* _Set problem 1_: In the article on solitary confinement, swap "legislation" for "bill" and write out the part that begins at the words "The most glaring" and stops after "835-day solitary placement.".

* _Source extract_:
# # #
The statistical snapshot shows that solitary confinement, the prison practice of isolating inmates for 22 or more hours a day without meaningful human contact, remains a central component of provincial jail operations. It also raises questions about the commitment of the new government of Progressive Conservative Premier Doug Ford to pending legislation that would severely limit its use.

The most glaring figure comes from the Ottawa-Carleton Detention Centre, where government spreadsheets indicate a Muslim man with mental-health issues, between the ages of 35 and 39, was housed in solitary for at least 835 days. Little more is known about him. United Nations guidelines recommend 15 days as a limit for segregation placements to prevent lasting mental and physical harm. Earlier this year, the previous Liberal government passed legislation that would enshrine those 15-day caps, but it has yet to be proclaimed by the Lieutenant-Governor.

A spokesman for Correctional Services Minister Michael Tibollo did not respond to a question about the fate of the Liberal corrections legislation or provide any comment on the 835-day solitary placement.

Ontario’s chief human-rights commissioner, Renu Mandhane, called the 835-day term “extremely troubling.” She pledged to engage the ministry on the matter, just as her office has done previously in the cases of Christina Jahn, who was placed in solitary for 210 days because she had mental-health issues, and Adam Capay, who spent 1,636 days in an acrylic-glass-lined solitary cell in Thunder Bay. Mr. Capay’s case became the subject of a series of Globe and Mail articles leading to his eventual transfer to a psychiatric facility.
# # #
* _Input data_:
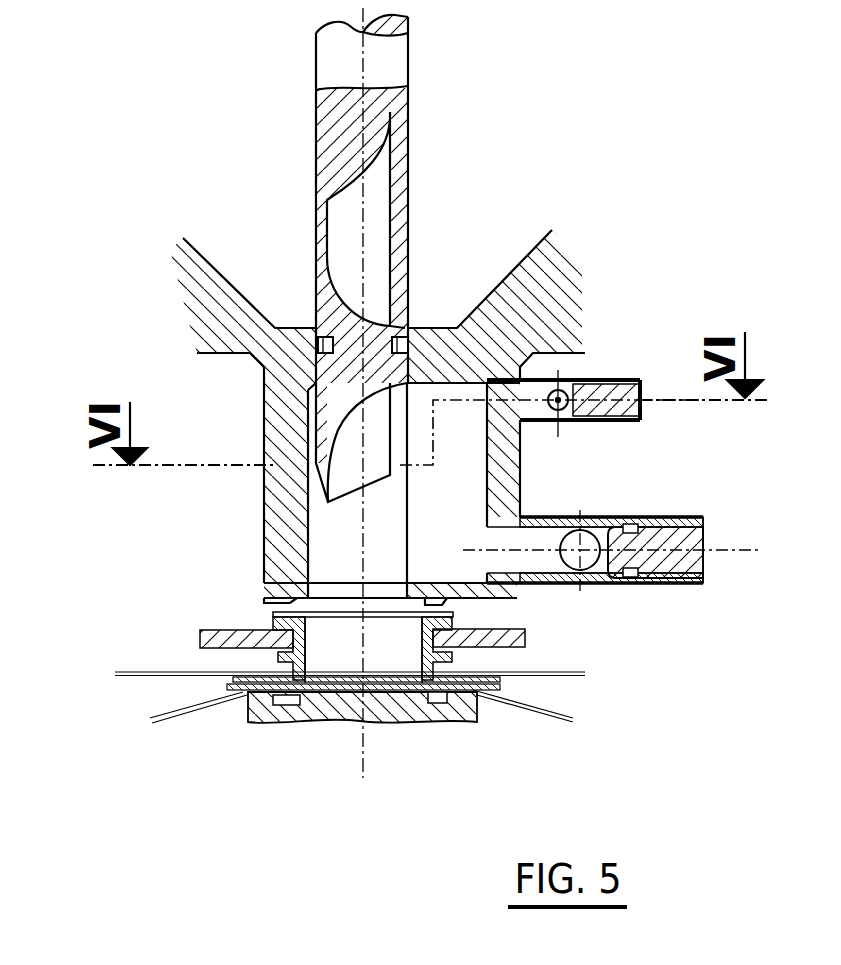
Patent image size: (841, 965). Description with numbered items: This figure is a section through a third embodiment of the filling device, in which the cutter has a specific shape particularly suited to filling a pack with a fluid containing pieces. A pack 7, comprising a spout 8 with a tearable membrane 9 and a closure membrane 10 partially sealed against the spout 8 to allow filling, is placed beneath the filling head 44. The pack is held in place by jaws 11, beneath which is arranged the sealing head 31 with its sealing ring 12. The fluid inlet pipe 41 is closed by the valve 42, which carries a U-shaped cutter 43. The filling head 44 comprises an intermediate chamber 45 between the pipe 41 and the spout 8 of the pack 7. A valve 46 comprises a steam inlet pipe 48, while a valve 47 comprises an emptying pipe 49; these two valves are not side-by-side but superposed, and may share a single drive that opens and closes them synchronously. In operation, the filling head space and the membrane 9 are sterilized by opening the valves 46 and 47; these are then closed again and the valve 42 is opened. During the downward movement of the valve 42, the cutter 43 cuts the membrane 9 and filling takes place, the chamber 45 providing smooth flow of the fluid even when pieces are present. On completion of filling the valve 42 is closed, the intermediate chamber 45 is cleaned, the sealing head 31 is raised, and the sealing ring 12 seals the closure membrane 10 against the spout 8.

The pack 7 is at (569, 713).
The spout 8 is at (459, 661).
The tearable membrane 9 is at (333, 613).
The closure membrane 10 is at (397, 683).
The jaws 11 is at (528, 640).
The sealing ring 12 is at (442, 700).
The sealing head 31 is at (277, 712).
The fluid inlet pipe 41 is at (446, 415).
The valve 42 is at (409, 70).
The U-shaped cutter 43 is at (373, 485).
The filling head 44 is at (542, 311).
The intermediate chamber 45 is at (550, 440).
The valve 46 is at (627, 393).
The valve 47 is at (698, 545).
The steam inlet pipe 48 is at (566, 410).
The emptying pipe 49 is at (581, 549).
# # #
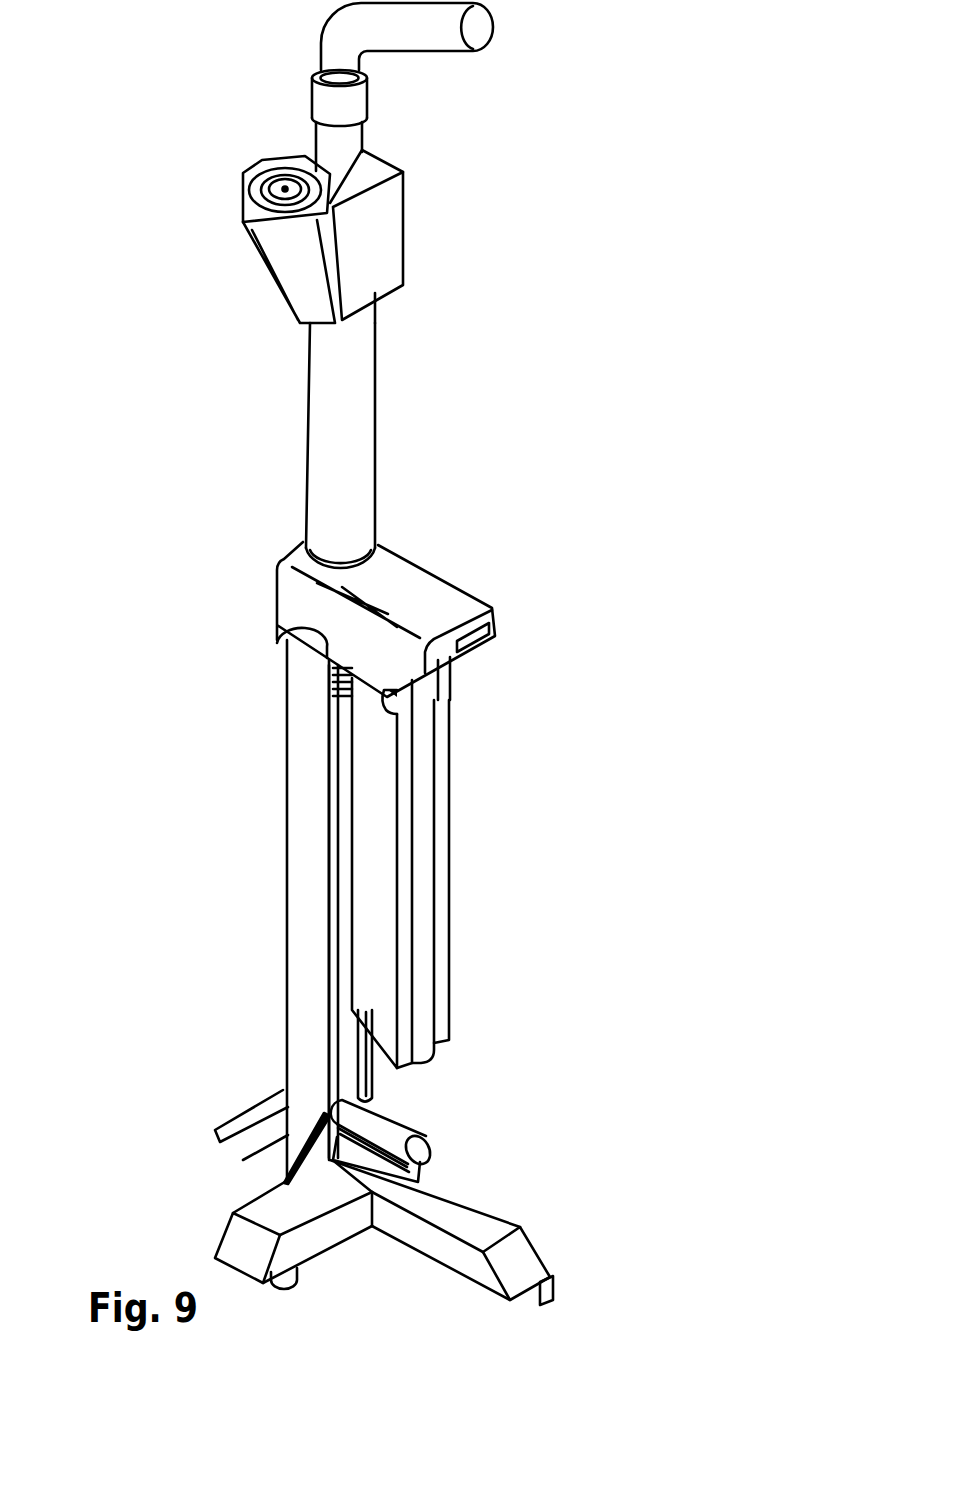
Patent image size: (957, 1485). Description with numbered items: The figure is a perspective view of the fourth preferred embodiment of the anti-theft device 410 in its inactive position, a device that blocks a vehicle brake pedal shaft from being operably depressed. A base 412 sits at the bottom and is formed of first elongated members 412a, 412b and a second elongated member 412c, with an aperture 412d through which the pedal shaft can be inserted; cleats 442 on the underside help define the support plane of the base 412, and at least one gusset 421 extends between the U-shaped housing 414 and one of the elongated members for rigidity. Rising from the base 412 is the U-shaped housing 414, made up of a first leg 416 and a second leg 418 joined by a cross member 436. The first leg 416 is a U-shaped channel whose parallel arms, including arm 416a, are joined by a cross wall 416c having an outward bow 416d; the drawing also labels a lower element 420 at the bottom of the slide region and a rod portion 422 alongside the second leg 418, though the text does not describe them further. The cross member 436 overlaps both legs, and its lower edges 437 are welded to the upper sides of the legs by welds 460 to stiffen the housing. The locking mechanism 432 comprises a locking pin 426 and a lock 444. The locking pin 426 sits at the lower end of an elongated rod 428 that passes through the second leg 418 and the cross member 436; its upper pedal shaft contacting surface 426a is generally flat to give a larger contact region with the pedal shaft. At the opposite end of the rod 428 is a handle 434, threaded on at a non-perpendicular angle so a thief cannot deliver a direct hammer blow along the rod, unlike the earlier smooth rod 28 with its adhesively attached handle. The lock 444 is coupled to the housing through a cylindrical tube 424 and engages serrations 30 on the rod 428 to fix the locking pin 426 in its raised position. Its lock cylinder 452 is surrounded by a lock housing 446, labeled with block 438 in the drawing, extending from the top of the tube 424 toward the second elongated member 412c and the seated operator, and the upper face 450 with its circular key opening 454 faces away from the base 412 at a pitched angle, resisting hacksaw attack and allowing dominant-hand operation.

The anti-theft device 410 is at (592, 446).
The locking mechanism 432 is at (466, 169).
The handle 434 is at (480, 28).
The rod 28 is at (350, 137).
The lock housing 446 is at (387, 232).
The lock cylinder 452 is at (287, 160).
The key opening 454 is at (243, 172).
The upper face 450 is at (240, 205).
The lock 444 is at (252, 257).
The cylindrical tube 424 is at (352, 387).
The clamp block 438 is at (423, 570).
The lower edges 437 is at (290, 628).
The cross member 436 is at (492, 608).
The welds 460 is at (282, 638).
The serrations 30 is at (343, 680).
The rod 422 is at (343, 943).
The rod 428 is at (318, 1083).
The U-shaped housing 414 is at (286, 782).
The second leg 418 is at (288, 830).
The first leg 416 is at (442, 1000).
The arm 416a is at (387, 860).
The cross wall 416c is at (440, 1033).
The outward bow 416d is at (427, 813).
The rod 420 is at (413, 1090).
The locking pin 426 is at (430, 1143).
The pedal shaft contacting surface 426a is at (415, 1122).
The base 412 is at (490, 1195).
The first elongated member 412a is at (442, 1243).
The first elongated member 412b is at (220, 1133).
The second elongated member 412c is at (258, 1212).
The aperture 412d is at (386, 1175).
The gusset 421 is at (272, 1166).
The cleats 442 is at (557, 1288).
# # #
* _Set problem 2_: Copy exactly the lines of the records that begin at the line containing "Patent image size: (841, 965)." and stop after the line containing "The intermediate chamber 45 is at (550, 440).", including both of those lines.

* _Task response 1_:
The most glaring figure comes from the Ottawa-Carleton Detention Centre, where government spreadsheets indicate a Muslim man with mental-health issues, between the ages of 35 and 39, was housed in solitary for at least 835 days. Little more is known about him. United Nations guidelines recommend 15 days as a limit for segregation placements to prevent lasting mental and physical harm. Earlier this year, the previous Liberal government passed bill that would enshrine those 15-day caps, but it has yet to be proclaimed by the Lieutenant-Governor.

A spokesman for Correctional Services Minister Michael Tibollo did not respond to a question about the fate of the Liberal corrections bill or provide any comment on the 835-day solitary placement.

* _Task response 2_:
Patent image size: (841, 965). Description with numbered items: This figure is a section through a third embodiment of the filling device, in which the cutter has a specific shape particularly suited to filling a pack with a fluid containing pieces. A pack 7, comprising a spout 8 with a tearable membrane 9 and a closure membrane 10 partially sealed against the spout 8 to allow filling, is placed beneath the filling head 44. The pack is held in place by jaws 11, beneath which is arranged the sealing head 31 with its sealing ring 12. The fluid inlet pipe 41 is closed by the valve 42, which carries a U-shaped cutter 43. The filling head 44 comprises an intermediate chamber 45 between the pipe 41 and the spout 8 of the pack 7. A valve 46 comprises a steam inlet pipe 48, while a valve 47 comprises an emptying pipe 49; these two valves are not side-by-side but superposed, and may share a single drive that opens and closes them synchronously. In operation, the filling head space and the membrane 9 are sterilized by opening the valves 46 and 47; these are then closed again and the valve 42 is opened. During the downward movement of the valve 42, the cutter 43 cuts the membrane 9 and filling takes place, the chamber 45 providing smooth flow of the fluid even when pieces are present. On completion of filling the valve 42 is closed, the intermediate chamber 45 is cleaned, the sealing head 31 is raised, and the sealing ring 12 seals the closure membrane 10 against the spout 8.

The pack 7 is at (569, 713).
The spout 8 is at (459, 661).
The tearable membrane 9 is at (333, 613).
The closure membrane 10 is at (397, 683).
The jaws 11 is at (528, 640).
The sealing ring 12 is at (442, 700).
The sealing head 31 is at (277, 712).
The fluid inlet pipe 41 is at (446, 415).
The valve 42 is at (409, 70).
The U-shaped cutter 43 is at (373, 485).
The filling head 44 is at (542, 311).
The intermediate chamber 45 is at (550, 440).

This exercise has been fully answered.